EXERCISE DESCRIPTION: Repeat, exactly and completely, the material that follows. Omit the pictures.
--------------------------------------------------
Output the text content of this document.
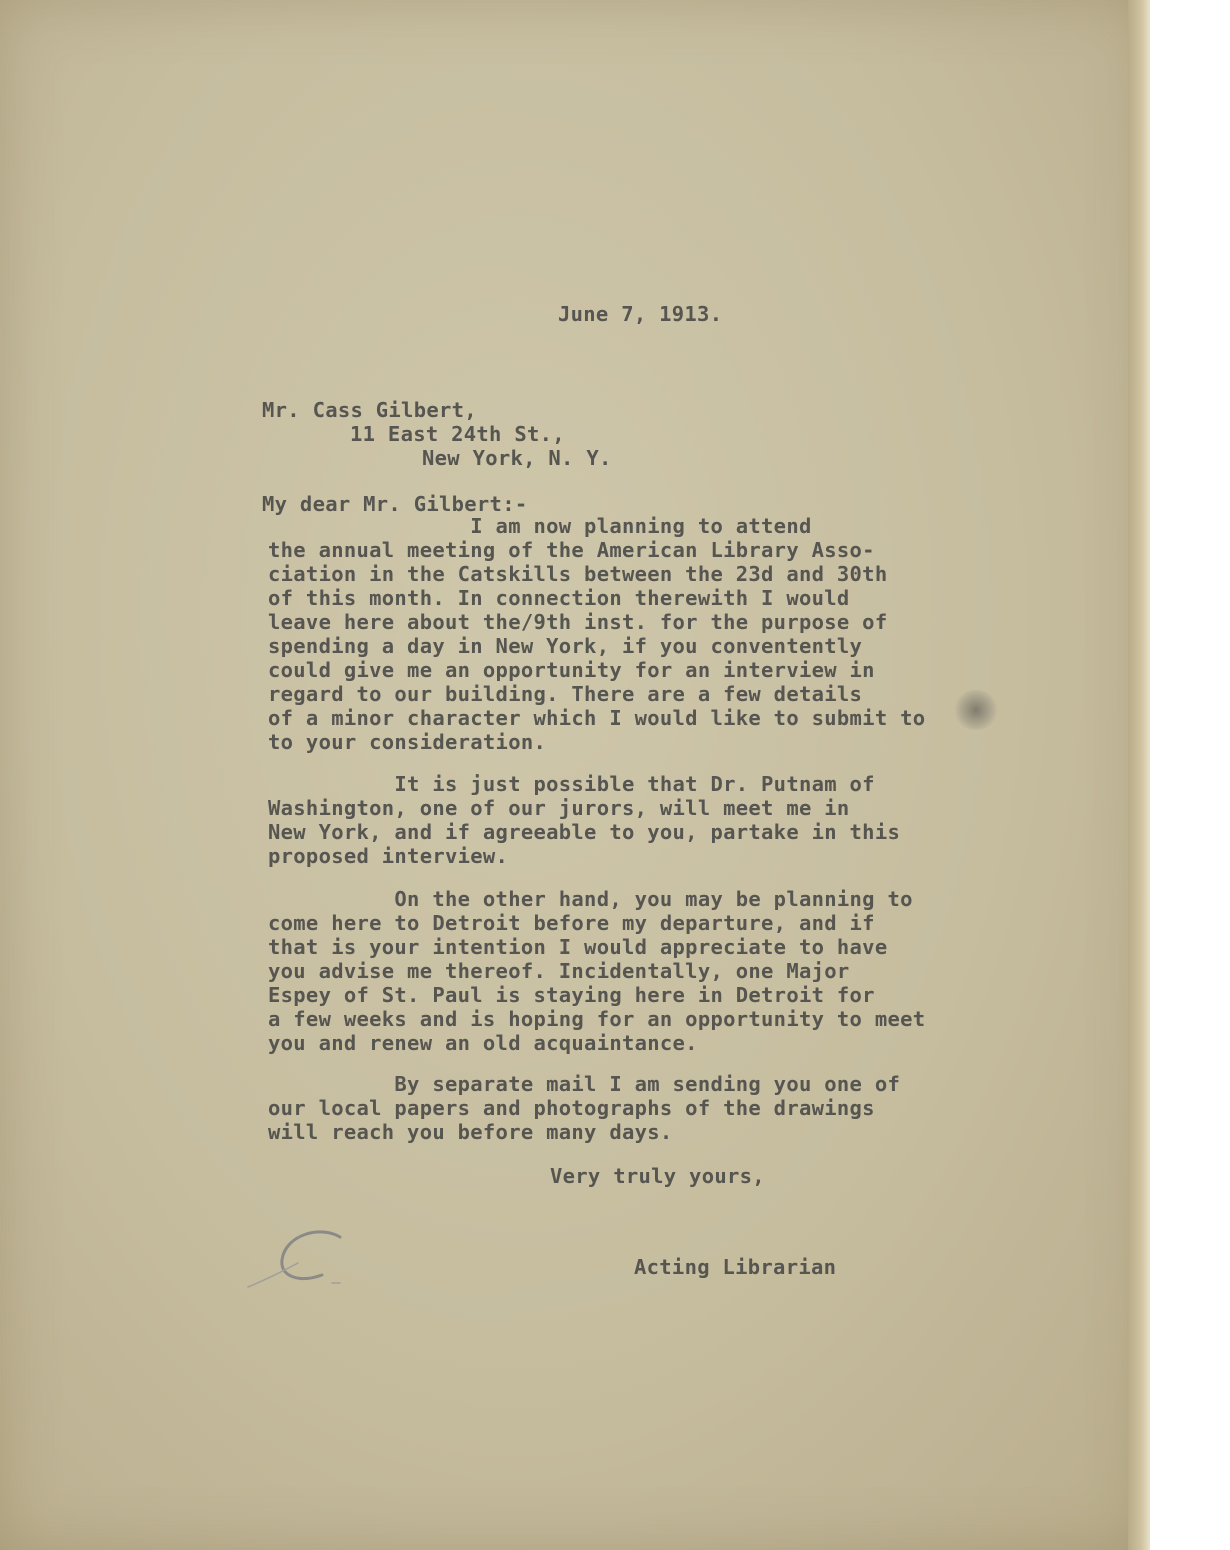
June 7, 1913.
Mr. Cass Gilbert,
11 East 24th St.,
New York, N. Y.
My dear Mr. Gilbert:-
I am now planning to attend
the annual meeting of the American Library Asso-
ciation in the Catskills between the 23d and 30th
of this month. In connection therewith I would
leave here about the/9th inst. for the purpose of
spending a day in New York, if you conventently
could give me an opportunity for an interview in
regard to our building. There are a few details
of a minor character which I would like to submit to
to your consideration.
It is just possible that Dr. Putnam of
Washington, one of our jurors, will meet me in
New York, and if agreeable to you, partake in this
proposed interview.
On the other hand, you may be planning to
come here to Detroit before my departure, and if
that is your intention I would appreciate to have
you advise me thereof. Incidentally, one Major
Espey of St. Paul is staying here in Detroit for
a few weeks and is hoping for an opportunity to meet
you and renew an old acquaintance.
By separate mail I am sending you one of
our local papers and photographs of the drawings
will reach you before many days.
Very truly yours,
Acting Librarian
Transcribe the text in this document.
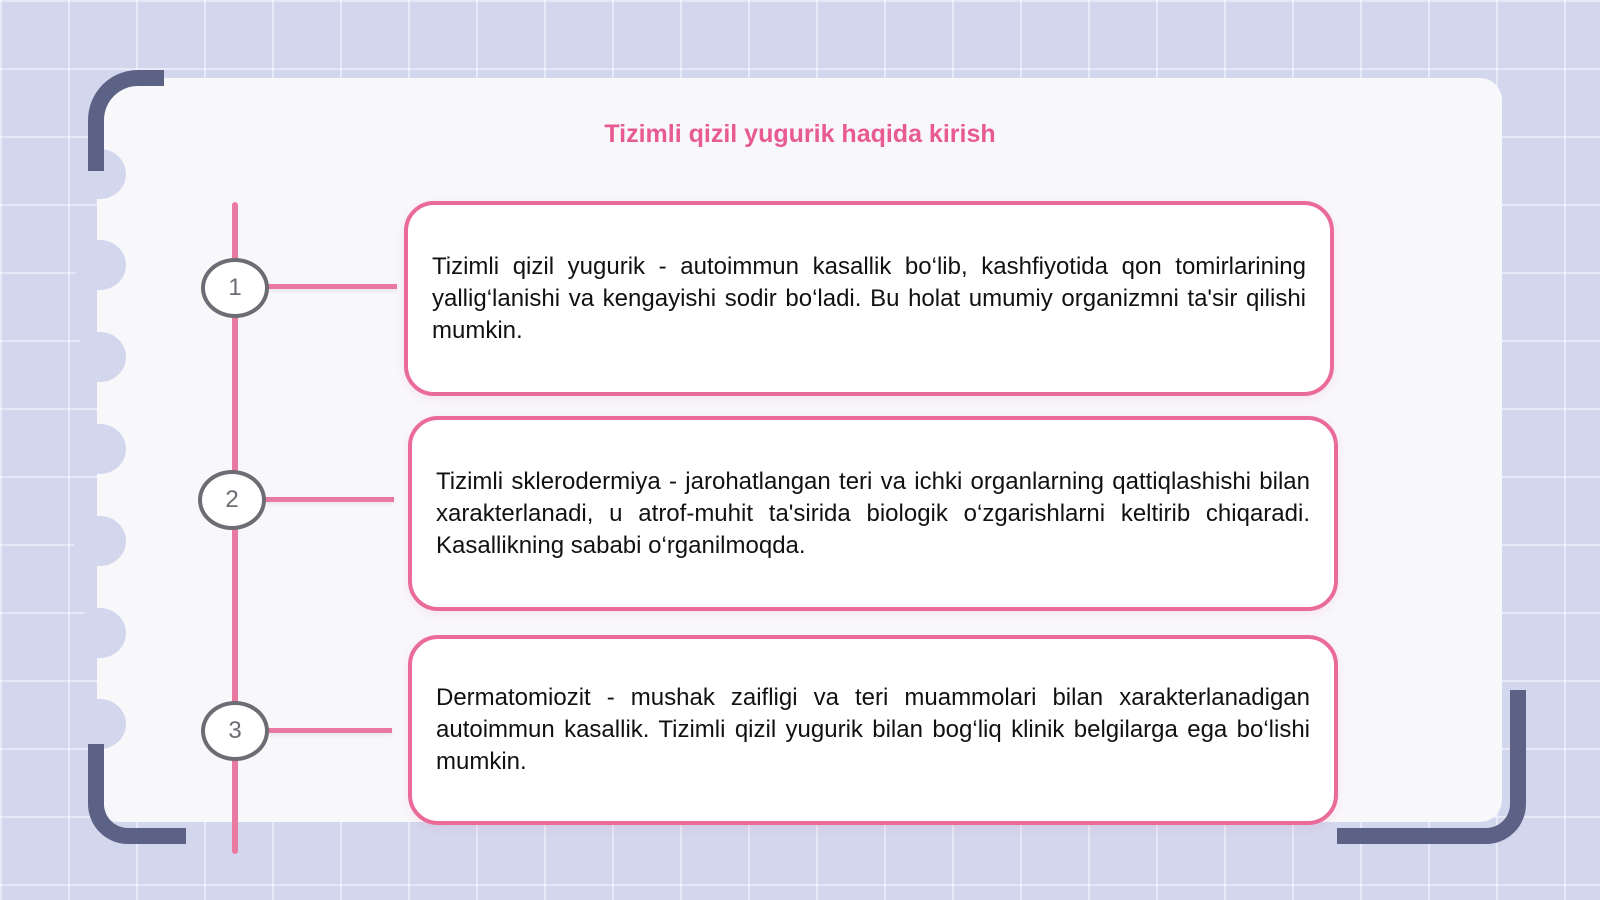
Tizimli qizil yugurik haqida kirish
1
2
3

Tizimli qizil yugurik - autoimmun kasallik bo‘lib, kashfiyotida qon tomirlarining yallig‘lanishi va kengayishi sodir bo‘ladi. Bu holat umumiy organizmni ta'sir qilishi mumkin.

Tizimli sklerodermiya - jarohatlangan teri va ichki organlarning qattiqlashishi bilan xarakterlanadi, u atrof-muhit ta'sirida biologik o‘zgarishlarni keltirib chiqaradi. Kasallikning sababi o‘rganilmoqda.

Dermatomiozit - mushak zaifligi va teri muammolari bilan xarakterlanadigan autoimmun kasallik. Tizimli qizil yugurik bilan bog‘liq klinik belgilarga ega bo‘lishi mumkin.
--------------------------------------------------
EXERCISE ANSWER:
Output the text content of this document.
June 7, 1913.
Mr. Cass Gilbert,
11 East 24th St.,
New York, N. Y.
My dear Mr. Gilbert:-
I am now planning to attend
the annual meeting of the American Library Asso-
ciation in the Catskills between the 23d and 30th
of this month. In connection therewith I would
leave here about the/9th inst. for the purpose of
spending a day in New York, if you conventently
could give me an opportunity for an interview in
regard to our building. There are a few details
of a minor character which I would like to submit to
to your consideration.
It is just possible that Dr. Putnam of
Washington, one of our jurors, will meet me in
New York, and if agreeable to you, partake in this
proposed interview.
On the other hand, you may be planning to
come here to Detroit before my departure, and if
that is your intention I would appreciate to have
you advise me thereof. Incidentally, one Major
Espey of St. Paul is staying here in Detroit for
a few weeks and is hoping for an opportunity to meet
you and renew an old acquaintance.
By separate mail I am sending you one of
our local papers and photographs of the drawings
will reach you before many days.
Very truly yours,
Acting Librarian
Transcribe the text in this document.
Tizimli qizil yugurik haqida kirish
1
2
3

Tizimli qizil yugurik - autoimmun kasallik bo‘lib, kashfiyotida qon tomirlarining yallig‘lanishi va kengayishi sodir bo‘ladi. Bu holat umumiy organizmni ta'sir qilishi mumkin.

Tizimli sklerodermiya - jarohatlangan teri va ichki organlarning qattiqlashishi bilan xarakterlanadi, u atrof-muhit ta'sirida biologik o‘zgarishlarni keltirib chiqaradi. Kasallikning sababi o‘rganilmoqda.

Dermatomiozit - mushak zaifligi va teri muammolari bilan xarakterlanadigan autoimmun kasallik. Tizimli qizil yugurik bilan bog‘liq klinik belgilarga ega bo‘lishi mumkin.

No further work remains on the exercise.